══ Dataset content

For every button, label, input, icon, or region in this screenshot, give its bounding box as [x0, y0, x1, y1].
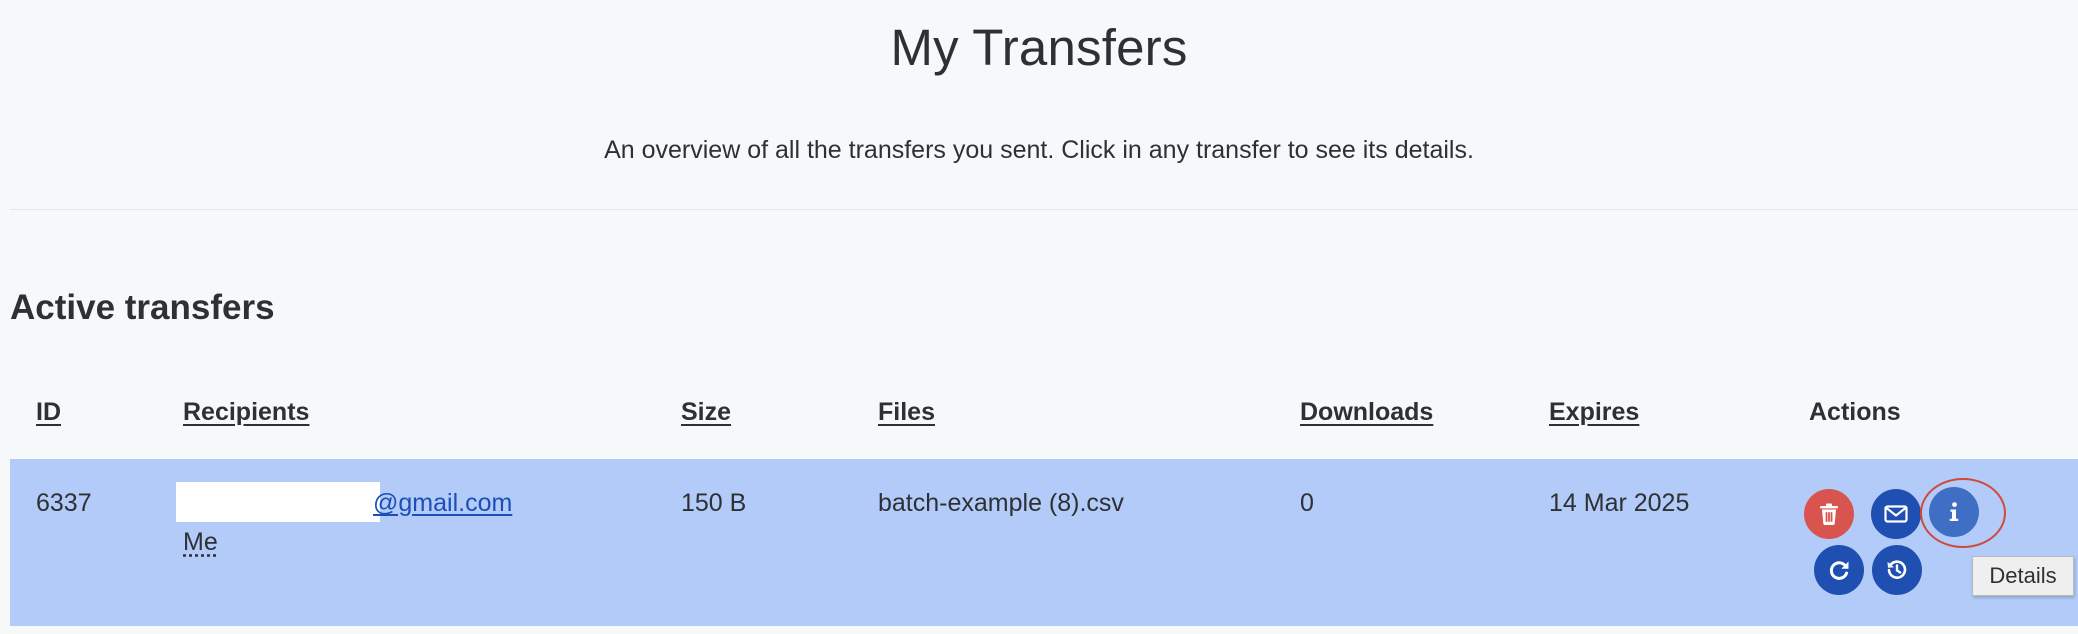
- divider: [10, 209, 2078, 210]
- refresh-icon: [1829, 561, 1849, 580]
- delete-button[interactable]: [1804, 489, 1854, 539]
- column-header-actions: Actions: [1809, 398, 1901, 426]
- recipient-me-label: Me: [183, 528, 218, 556]
- page-subtitle: An overview of all the transfers you sen…: [604, 136, 1474, 164]
- table-row[interactable]: 6337 @gmail.com Me 150 B batch-example (…: [10, 459, 2078, 626]
- redacted-email-box: [176, 482, 380, 522]
- column-header-id[interactable]: ID: [36, 398, 61, 427]
- section-title: Active transfers: [10, 288, 275, 327]
- transfer-size: 150 B: [681, 489, 747, 517]
- info-icon: [1949, 502, 1959, 521]
- page: My Transfers An overview of all the tran…: [0, 0, 2078, 634]
- transfer-expires: 14 Mar 2025: [1549, 489, 1690, 517]
- recipient-email-link[interactable]: @gmail.com: [373, 489, 512, 518]
- details-tooltip: Details: [1972, 556, 2074, 596]
- resend-button[interactable]: [1814, 545, 1864, 595]
- envelope-icon: [1884, 505, 1908, 523]
- column-header-expires[interactable]: Expires: [1549, 398, 1639, 427]
- page-title: My Transfers: [890, 19, 1188, 76]
- column-header-files[interactable]: Files: [878, 398, 935, 427]
- extend-expiry-button[interactable]: [1872, 545, 1922, 595]
- column-header-recipients[interactable]: Recipients: [183, 398, 309, 427]
- trash-icon: [1820, 503, 1838, 525]
- history-icon: [1887, 560, 1907, 579]
- column-header-size[interactable]: Size: [681, 398, 731, 427]
- send-reminder-button[interactable]: [1871, 489, 1921, 539]
- column-header-downloads[interactable]: Downloads: [1300, 398, 1433, 427]
- transfer-files: batch-example (8).csv: [878, 489, 1124, 517]
- details-button[interactable]: [1929, 487, 1979, 537]
- transfer-downloads: 0: [1300, 489, 1314, 517]
- transfer-id: 6337: [36, 489, 92, 517]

════

Given task:
Reproduce verbatim the portion of the listing that opens with the line containing "- divider: [10, 209, 2078, 210]" and closes with the line containing "- details-tooltip: Details: [1972, 556, 2074, 596]", including both of those lines.

The result:
- divider: [10, 209, 2078, 210]
- refresh-icon: [1829, 561, 1849, 580]
- delete-button[interactable]: [1804, 489, 1854, 539]
- column-header-actions: Actions: [1809, 398, 1901, 426]
- recipient-me-label: Me: [183, 528, 218, 556]
- page-subtitle: An overview of all the transfers you sen…: [604, 136, 1474, 164]
- table-row[interactable]: 6337 @gmail.com Me 150 B batch-example (…: [10, 459, 2078, 626]
- redacted-email-box: [176, 482, 380, 522]
- column-header-id[interactable]: ID: [36, 398, 61, 427]
- section-title: Active transfers: [10, 288, 275, 327]
- transfer-size: 150 B: [681, 489, 747, 517]
- info-icon: [1949, 502, 1959, 521]
- page: My Transfers An overview of all the tran…: [0, 0, 2078, 634]
- transfer-expires: 14 Mar 2025: [1549, 489, 1690, 517]
- recipient-email-link[interactable]: @gmail.com: [373, 489, 512, 518]
- details-tooltip: Details: [1972, 556, 2074, 596]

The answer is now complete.